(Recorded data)

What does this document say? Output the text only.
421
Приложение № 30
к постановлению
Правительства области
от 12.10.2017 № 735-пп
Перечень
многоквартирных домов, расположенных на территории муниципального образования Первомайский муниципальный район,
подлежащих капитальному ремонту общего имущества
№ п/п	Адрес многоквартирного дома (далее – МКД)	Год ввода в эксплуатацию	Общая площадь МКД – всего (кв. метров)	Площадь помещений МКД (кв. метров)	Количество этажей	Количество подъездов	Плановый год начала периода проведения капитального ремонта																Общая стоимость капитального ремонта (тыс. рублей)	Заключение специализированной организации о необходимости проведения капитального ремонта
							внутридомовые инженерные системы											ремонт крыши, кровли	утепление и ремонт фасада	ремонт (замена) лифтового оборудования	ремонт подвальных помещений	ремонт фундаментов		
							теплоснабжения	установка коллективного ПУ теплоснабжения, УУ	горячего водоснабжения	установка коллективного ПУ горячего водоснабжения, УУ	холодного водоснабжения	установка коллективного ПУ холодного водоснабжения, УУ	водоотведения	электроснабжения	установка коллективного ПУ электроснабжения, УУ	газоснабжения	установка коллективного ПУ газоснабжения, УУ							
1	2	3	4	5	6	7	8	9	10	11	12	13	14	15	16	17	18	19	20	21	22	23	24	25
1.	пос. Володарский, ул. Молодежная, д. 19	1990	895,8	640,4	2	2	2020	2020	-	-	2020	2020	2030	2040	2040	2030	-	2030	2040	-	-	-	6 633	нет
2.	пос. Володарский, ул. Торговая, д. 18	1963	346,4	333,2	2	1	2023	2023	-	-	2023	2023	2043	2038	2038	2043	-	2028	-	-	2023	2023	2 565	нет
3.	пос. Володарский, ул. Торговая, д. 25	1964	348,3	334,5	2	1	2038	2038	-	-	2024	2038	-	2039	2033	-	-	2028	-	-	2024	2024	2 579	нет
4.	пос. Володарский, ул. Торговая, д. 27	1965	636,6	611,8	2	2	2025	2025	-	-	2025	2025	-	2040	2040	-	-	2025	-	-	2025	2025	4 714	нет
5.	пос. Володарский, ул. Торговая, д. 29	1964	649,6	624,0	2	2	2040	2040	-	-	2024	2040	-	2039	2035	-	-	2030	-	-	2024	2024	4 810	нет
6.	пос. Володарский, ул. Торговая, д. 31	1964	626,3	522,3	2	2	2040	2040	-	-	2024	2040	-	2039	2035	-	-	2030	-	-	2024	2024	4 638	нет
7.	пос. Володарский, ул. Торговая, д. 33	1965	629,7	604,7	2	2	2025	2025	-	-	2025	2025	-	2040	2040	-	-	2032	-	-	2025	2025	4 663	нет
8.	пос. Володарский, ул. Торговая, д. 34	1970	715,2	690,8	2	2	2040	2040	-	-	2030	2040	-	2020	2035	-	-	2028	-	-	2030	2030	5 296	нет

[What is being asked]:
Of all the lines in the listing above, how many contain the word "помещений"? Answer with the number alone.

[Solution to this problem]:
2